»»

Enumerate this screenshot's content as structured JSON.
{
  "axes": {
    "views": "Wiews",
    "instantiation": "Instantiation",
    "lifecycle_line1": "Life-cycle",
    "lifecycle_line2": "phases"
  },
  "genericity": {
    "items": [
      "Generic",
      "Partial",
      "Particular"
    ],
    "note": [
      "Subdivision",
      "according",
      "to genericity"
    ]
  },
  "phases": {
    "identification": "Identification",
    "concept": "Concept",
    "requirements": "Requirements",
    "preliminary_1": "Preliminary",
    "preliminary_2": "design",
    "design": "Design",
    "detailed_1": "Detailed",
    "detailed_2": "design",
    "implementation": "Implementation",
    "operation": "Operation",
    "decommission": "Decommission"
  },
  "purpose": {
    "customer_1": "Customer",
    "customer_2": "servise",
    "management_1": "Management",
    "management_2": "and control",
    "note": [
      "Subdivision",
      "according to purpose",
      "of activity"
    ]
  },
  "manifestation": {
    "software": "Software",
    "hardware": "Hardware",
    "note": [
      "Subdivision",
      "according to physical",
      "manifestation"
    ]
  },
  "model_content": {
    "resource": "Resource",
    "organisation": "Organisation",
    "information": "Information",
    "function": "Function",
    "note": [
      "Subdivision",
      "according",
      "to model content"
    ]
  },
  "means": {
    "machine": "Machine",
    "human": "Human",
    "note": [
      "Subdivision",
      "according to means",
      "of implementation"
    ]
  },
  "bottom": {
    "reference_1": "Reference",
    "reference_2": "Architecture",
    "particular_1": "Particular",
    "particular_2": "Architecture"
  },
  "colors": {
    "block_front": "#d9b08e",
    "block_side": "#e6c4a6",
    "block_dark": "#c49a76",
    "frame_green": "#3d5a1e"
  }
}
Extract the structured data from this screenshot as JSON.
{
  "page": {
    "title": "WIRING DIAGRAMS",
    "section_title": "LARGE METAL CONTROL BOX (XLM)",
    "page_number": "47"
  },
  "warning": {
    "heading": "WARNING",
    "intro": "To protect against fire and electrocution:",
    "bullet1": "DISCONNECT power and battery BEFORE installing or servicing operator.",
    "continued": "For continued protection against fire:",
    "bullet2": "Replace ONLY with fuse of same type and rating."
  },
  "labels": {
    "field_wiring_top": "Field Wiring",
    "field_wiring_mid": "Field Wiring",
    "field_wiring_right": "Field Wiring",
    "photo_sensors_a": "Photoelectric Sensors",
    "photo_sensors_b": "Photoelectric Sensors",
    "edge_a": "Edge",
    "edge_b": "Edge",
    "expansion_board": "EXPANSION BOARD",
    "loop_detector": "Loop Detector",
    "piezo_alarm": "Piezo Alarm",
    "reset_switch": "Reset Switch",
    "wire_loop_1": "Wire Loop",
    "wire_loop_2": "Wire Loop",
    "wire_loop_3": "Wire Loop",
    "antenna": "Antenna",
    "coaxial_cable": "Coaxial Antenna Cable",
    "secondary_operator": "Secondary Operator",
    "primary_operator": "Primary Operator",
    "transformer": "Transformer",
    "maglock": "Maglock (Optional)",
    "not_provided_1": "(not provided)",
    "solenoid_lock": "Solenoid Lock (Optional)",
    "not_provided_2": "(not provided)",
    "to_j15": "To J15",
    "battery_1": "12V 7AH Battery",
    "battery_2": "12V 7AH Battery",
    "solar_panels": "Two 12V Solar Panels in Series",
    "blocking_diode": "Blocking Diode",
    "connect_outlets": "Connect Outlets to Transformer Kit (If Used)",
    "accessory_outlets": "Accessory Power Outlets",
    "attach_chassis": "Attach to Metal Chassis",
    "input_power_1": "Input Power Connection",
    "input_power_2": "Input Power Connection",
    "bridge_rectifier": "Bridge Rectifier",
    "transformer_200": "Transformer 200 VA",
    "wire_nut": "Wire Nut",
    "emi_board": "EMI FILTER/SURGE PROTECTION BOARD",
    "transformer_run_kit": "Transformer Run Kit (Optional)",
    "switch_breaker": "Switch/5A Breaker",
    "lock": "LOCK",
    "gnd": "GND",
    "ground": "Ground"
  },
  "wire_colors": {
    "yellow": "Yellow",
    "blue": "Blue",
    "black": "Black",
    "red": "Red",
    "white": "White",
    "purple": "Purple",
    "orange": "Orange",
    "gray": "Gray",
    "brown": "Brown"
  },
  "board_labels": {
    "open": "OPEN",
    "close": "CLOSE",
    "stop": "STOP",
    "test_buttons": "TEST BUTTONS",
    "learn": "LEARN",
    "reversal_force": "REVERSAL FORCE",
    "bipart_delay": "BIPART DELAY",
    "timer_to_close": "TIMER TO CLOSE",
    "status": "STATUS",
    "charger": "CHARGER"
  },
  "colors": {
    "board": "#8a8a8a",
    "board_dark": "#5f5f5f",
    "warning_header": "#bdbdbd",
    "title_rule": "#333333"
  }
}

««

■ Exercise task
Each entry above is to be printed again exactly.

■ The result
Enumerate this screenshot's content as structured JSON.
{
  "axes": {
    "views": "Wiews",
    "instantiation": "Instantiation",
    "lifecycle_line1": "Life-cycle",
    "lifecycle_line2": "phases"
  },
  "genericity": {
    "items": [
      "Generic",
      "Partial",
      "Particular"
    ],
    "note": [
      "Subdivision",
      "according",
      "to genericity"
    ]
  },
  "phases": {
    "identification": "Identification",
    "concept": "Concept",
    "requirements": "Requirements",
    "preliminary_1": "Preliminary",
    "preliminary_2": "design",
    "design": "Design",
    "detailed_1": "Detailed",
    "detailed_2": "design",
    "implementation": "Implementation",
    "operation": "Operation",
    "decommission": "Decommission"
  },
  "purpose": {
    "customer_1": "Customer",
    "customer_2": "servise",
    "management_1": "Management",
    "management_2": "and control",
    "note": [
      "Subdivision",
      "according to purpose",
      "of activity"
    ]
  },
  "manifestation": {
    "software": "Software",
    "hardware": "Hardware",
    "note": [
      "Subdivision",
      "according to physical",
      "manifestation"
    ]
  },
  "model_content": {
    "resource": "Resource",
    "organisation": "Organisation",
    "information": "Information",
    "function": "Function",
    "note": [
      "Subdivision",
      "according",
      "to model content"
    ]
  },
  "means": {
    "machine": "Machine",
    "human": "Human",
    "note": [
      "Subdivision",
      "according to means",
      "of implementation"
    ]
  },
  "bottom": {
    "reference_1": "Reference",
    "reference_2": "Architecture",
    "particular_1": "Particular",
    "particular_2": "Architecture"
  },
  "colors": {
    "block_front": "#d9b08e",
    "block_side": "#e6c4a6",
    "block_dark": "#c49a76",
    "frame_green": "#3d5a1e"
  }
}
Extract the structured data from this screenshot as JSON.
{
  "page": {
    "title": "WIRING DIAGRAMS",
    "section_title": "LARGE METAL CONTROL BOX (XLM)",
    "page_number": "47"
  },
  "warning": {
    "heading": "WARNING",
    "intro": "To protect against fire and electrocution:",
    "bullet1": "DISCONNECT power and battery BEFORE installing or servicing operator.",
    "continued": "For continued protection against fire:",
    "bullet2": "Replace ONLY with fuse of same type and rating."
  },
  "labels": {
    "field_wiring_top": "Field Wiring",
    "field_wiring_mid": "Field Wiring",
    "field_wiring_right": "Field Wiring",
    "photo_sensors_a": "Photoelectric Sensors",
    "photo_sensors_b": "Photoelectric Sensors",
    "edge_a": "Edge",
    "edge_b": "Edge",
    "expansion_board": "EXPANSION BOARD",
    "loop_detector": "Loop Detector",
    "piezo_alarm": "Piezo Alarm",
    "reset_switch": "Reset Switch",
    "wire_loop_1": "Wire Loop",
    "wire_loop_2": "Wire Loop",
    "wire_loop_3": "Wire Loop",
    "antenna": "Antenna",
    "coaxial_cable": "Coaxial Antenna Cable",
    "secondary_operator": "Secondary Operator",
    "primary_operator": "Primary Operator",
    "transformer": "Transformer",
    "maglock": "Maglock (Optional)",
    "not_provided_1": "(not provided)",
    "solenoid_lock": "Solenoid Lock (Optional)",
    "not_provided_2": "(not provided)",
    "to_j15": "To J15",
    "battery_1": "12V 7AH Battery",
    "battery_2": "12V 7AH Battery",
    "solar_panels": "Two 12V Solar Panels in Series",
    "blocking_diode": "Blocking Diode",
    "connect_outlets": "Connect Outlets to Transformer Kit (If Used)",
    "accessory_outlets": "Accessory Power Outlets",
    "attach_chassis": "Attach to Metal Chassis",
    "input_power_1": "Input Power Connection",
    "input_power_2": "Input Power Connection",
    "bridge_rectifier": "Bridge Rectifier",
    "transformer_200": "Transformer 200 VA",
    "wire_nut": "Wire Nut",
    "emi_board": "EMI FILTER/SURGE PROTECTION BOARD",
    "transformer_run_kit": "Transformer Run Kit (Optional)",
    "switch_breaker": "Switch/5A Breaker",
    "lock": "LOCK",
    "gnd": "GND",
    "ground": "Ground"
  },
  "wire_colors": {
    "yellow": "Yellow",
    "blue": "Blue",
    "black": "Black",
    "red": "Red",
    "white": "White",
    "purple": "Purple",
    "orange": "Orange",
    "gray": "Gray",
    "brown": "Brown"
  },
  "board_labels": {
    "open": "OPEN",
    "close": "CLOSE",
    "stop": "STOP",
    "test_buttons": "TEST BUTTONS",
    "learn": "LEARN",
    "reversal_force": "REVERSAL FORCE",
    "bipart_delay": "BIPART DELAY",
    "timer_to_close": "TIMER TO CLOSE",
    "status": "STATUS",
    "charger": "CHARGER"
  },
  "colors": {
    "board": "#8a8a8a",
    "board_dark": "#5f5f5f",
    "warning_header": "#bdbdbd",
    "title_rule": "#333333"
  }
}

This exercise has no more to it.